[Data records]
---------------

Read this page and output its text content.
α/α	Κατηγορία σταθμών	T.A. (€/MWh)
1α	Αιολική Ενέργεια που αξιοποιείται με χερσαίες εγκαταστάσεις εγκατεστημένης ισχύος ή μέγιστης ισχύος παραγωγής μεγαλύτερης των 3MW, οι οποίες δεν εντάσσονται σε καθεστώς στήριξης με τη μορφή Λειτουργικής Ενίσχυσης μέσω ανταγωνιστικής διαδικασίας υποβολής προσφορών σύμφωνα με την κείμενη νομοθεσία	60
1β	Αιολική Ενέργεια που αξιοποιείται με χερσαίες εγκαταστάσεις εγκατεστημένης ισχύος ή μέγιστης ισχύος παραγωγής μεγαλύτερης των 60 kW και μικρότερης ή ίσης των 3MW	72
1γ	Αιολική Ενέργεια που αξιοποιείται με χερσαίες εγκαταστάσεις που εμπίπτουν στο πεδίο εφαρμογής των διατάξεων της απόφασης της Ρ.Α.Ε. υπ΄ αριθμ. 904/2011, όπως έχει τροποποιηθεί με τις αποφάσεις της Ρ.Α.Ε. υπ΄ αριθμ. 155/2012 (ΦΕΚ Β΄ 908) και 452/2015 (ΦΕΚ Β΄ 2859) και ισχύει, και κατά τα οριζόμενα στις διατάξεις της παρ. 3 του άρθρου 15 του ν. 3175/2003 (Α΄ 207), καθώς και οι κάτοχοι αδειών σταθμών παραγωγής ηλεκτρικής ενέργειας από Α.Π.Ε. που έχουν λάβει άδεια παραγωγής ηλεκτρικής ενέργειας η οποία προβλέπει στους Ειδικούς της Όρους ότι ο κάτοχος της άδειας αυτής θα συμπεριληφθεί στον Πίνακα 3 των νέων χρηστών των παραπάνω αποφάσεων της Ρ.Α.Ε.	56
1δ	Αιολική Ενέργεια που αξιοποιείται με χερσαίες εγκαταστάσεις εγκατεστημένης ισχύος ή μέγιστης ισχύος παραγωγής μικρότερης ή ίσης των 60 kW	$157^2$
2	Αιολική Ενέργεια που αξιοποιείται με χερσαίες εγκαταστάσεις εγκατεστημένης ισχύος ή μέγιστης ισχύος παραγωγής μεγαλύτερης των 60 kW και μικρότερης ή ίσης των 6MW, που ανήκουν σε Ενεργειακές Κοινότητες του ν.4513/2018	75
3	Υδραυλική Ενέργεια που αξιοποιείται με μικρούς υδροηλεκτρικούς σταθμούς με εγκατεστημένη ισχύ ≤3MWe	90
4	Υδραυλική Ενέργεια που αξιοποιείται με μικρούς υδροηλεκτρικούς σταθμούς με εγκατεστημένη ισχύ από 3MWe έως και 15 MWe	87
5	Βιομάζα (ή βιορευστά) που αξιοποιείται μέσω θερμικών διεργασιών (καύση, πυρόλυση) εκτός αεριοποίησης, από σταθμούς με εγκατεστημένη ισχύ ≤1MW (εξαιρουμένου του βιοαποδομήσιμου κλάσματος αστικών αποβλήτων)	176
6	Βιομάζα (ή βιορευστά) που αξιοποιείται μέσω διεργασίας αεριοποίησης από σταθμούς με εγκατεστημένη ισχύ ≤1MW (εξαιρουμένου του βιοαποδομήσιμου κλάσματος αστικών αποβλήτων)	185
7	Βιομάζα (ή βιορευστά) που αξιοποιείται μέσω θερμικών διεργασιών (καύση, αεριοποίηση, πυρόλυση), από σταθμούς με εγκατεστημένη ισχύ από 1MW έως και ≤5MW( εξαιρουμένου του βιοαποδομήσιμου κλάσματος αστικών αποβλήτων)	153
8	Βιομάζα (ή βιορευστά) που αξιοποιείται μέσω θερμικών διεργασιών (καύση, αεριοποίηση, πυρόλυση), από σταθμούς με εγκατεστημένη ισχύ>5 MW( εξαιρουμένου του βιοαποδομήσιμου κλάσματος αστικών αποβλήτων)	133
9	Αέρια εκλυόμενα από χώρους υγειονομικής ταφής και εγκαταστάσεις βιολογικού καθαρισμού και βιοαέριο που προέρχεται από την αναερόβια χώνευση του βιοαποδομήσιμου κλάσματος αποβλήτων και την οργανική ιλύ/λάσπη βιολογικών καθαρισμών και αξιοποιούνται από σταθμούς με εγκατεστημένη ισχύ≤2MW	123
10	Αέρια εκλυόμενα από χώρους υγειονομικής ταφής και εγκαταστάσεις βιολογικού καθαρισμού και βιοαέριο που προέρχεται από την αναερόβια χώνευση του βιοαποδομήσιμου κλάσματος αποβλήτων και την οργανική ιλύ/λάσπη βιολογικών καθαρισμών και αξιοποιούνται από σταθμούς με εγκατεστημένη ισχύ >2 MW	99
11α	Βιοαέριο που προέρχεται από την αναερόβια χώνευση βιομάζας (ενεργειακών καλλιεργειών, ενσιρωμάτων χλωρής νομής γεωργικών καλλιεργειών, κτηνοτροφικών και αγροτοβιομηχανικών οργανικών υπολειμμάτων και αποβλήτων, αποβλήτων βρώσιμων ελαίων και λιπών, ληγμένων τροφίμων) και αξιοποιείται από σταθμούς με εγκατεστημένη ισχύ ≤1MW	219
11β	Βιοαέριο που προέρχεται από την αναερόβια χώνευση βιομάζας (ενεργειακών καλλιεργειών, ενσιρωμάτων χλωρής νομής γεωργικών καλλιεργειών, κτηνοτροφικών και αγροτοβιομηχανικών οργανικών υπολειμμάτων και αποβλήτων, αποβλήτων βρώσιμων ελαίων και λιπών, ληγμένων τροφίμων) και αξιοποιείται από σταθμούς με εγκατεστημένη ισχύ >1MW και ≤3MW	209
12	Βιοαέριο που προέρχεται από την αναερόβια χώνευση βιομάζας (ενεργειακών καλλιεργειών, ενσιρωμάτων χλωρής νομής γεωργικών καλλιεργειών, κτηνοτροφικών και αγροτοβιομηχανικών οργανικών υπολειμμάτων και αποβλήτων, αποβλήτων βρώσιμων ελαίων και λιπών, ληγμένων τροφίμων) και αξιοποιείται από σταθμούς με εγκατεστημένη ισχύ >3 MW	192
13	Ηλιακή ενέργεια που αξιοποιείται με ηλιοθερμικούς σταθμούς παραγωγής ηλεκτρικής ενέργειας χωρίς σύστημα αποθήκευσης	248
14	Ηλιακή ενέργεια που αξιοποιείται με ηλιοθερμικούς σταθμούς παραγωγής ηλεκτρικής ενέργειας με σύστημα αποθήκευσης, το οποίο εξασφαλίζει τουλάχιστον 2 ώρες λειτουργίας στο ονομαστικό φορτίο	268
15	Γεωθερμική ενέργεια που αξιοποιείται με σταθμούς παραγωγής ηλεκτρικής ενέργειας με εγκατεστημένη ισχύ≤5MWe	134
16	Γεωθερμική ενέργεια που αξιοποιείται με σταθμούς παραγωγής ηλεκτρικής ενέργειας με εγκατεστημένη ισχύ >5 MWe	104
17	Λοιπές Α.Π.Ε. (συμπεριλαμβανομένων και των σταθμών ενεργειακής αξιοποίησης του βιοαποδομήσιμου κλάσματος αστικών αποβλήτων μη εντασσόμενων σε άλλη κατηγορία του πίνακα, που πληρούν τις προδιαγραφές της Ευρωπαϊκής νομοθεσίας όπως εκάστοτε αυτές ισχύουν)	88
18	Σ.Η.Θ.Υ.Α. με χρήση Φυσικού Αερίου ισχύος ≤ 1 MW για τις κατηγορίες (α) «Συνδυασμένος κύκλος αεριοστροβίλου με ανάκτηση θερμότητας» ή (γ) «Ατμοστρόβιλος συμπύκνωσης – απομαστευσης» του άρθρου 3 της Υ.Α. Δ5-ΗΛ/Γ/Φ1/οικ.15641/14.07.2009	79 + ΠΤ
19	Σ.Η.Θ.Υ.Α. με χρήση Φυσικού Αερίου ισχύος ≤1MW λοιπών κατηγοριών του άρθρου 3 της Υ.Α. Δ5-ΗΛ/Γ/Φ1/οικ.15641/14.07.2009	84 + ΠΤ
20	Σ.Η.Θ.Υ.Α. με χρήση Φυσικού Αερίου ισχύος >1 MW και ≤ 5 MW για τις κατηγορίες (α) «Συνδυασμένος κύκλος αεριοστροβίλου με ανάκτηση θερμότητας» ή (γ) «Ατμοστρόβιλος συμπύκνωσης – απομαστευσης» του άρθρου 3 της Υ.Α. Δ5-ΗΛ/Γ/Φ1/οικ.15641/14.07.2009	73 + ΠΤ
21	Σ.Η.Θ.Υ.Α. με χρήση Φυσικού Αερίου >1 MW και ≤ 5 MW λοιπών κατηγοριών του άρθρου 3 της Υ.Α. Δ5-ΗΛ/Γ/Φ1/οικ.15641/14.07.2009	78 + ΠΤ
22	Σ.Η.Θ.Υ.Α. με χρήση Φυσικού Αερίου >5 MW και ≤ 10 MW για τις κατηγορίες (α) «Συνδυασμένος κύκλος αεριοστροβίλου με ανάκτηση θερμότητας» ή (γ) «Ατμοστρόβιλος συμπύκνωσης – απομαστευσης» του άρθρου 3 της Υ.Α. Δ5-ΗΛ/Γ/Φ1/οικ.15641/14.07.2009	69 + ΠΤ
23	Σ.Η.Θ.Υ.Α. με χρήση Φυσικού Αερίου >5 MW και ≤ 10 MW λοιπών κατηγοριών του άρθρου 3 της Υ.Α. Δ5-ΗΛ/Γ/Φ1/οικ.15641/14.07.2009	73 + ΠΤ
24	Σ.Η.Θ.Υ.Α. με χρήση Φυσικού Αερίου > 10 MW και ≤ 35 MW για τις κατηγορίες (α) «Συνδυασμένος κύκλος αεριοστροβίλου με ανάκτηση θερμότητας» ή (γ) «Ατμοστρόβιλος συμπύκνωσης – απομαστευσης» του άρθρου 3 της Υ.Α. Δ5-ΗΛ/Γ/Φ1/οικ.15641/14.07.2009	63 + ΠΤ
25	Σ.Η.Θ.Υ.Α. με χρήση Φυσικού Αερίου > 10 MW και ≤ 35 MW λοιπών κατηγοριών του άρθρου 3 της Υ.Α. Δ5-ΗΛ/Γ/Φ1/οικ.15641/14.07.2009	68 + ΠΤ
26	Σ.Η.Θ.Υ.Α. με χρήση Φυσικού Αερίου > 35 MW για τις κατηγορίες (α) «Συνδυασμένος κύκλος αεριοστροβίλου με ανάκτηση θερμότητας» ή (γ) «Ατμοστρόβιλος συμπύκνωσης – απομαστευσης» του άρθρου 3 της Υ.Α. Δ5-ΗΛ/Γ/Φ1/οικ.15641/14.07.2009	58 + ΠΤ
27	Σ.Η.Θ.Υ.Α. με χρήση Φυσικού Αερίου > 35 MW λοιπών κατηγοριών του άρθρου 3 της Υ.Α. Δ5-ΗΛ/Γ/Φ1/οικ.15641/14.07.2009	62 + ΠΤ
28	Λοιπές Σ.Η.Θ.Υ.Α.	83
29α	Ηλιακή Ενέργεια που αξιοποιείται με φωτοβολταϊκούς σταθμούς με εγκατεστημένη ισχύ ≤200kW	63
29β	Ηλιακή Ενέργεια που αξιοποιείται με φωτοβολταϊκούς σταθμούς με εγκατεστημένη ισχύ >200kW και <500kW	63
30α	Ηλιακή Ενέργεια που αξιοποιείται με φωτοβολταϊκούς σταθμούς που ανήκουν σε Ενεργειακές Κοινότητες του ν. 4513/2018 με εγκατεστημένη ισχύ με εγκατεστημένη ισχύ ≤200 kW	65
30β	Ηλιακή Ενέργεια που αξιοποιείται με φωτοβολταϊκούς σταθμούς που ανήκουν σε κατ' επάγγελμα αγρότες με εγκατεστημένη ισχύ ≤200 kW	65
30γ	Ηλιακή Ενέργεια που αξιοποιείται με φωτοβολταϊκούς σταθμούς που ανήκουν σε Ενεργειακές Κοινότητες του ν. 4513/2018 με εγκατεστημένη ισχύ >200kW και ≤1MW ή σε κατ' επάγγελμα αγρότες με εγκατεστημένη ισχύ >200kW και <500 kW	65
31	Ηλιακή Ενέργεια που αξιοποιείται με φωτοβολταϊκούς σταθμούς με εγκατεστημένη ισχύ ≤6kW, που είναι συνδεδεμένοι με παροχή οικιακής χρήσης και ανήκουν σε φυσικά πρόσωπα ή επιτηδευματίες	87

---------------

Make a list of all lines in the data that contain "καθαρισμών".

9	Αέρια εκλυόμενα από χώρους υγειονομικής ταφής και εγκαταστάσεις βιολογικού καθαρισμού και βιοαέριο που προέρχεται από την αναερόβια χώνευση του βιοαποδομήσιμου κλάσματος αποβλήτων και την οργανική ιλύ/λάσπη βιολογικών καθαρισμών και αξιοποιούνται από σταθμούς με εγκατεστημένη ισχύ≤2MW	123
10	Αέρια εκλυόμενα από χώρους υγειονομικής ταφής και εγκαταστάσεις βιολογικού καθαρισμού και βιοαέριο που προέρχεται από την αναερόβια χώνευση του βιοαποδομήσιμου κλάσματος αποβλήτων και την οργανική ιλύ/λάσπη βιολογικών καθαρισμών και αξιοποιούνται από σταθμούς με εγκατεστημένη ισχύ >2 MW	99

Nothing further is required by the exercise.